**Your task**
Each record below should appear again exactly as written.

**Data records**

——————

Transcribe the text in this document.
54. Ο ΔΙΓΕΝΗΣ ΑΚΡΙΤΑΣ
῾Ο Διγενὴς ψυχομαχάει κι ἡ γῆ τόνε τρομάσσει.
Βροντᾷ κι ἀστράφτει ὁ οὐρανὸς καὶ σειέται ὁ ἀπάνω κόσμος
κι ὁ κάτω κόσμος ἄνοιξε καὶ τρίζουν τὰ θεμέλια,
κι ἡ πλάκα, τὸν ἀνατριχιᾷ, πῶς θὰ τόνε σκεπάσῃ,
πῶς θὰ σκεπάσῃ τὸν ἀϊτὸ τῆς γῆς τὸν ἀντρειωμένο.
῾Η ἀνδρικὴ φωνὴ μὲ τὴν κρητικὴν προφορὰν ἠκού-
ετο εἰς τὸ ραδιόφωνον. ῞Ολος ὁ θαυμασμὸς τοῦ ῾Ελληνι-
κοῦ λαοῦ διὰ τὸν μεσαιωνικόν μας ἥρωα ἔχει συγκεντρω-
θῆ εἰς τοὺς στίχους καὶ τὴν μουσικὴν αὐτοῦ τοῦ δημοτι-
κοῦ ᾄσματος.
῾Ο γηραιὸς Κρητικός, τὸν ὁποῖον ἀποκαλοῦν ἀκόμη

——————

**Reply to the exercise**
Transcribe the text in this document.
54. Ο ΔΙΓΕΝΗΣ ΑΚΡΙΤΑΣ
῾Ο Διγενὴς ψυχομαχάει κι ἡ γῆ τόνε τρομάσσει.
Βροντᾷ κι ἀστράφτει ὁ οὐρανὸς καὶ σειέται ὁ ἀπάνω κόσμος
κι ὁ κάτω κόσμος ἄνοιξε καὶ τρίζουν τὰ θεμέλια,
κι ἡ πλάκα, τὸν ἀνατριχιᾷ, πῶς θὰ τόνε σκεπάσῃ,
πῶς θὰ σκεπάσῃ τὸν ἀϊτὸ τῆς γῆς τὸν ἀντρειωμένο.
῾Η ἀνδρικὴ φωνὴ μὲ τὴν κρητικὴν προφορὰν ἠκού-
ετο εἰς τὸ ραδιόφωνον. ῞Ολος ὁ θαυμασμὸς τοῦ ῾Ελληνι-
κοῦ λαοῦ διὰ τὸν μεσαιωνικόν μας ἥρωα ἔχει συγκεντρω-
θῆ εἰς τοὺς στίχους καὶ τὴν μουσικὴν αὐτοῦ τοῦ δημοτι-
κοῦ ᾄσματος.
῾Ο γηραιὸς Κρητικός, τὸν ὁποῖον ἀποκαλοῦν ἀκόμη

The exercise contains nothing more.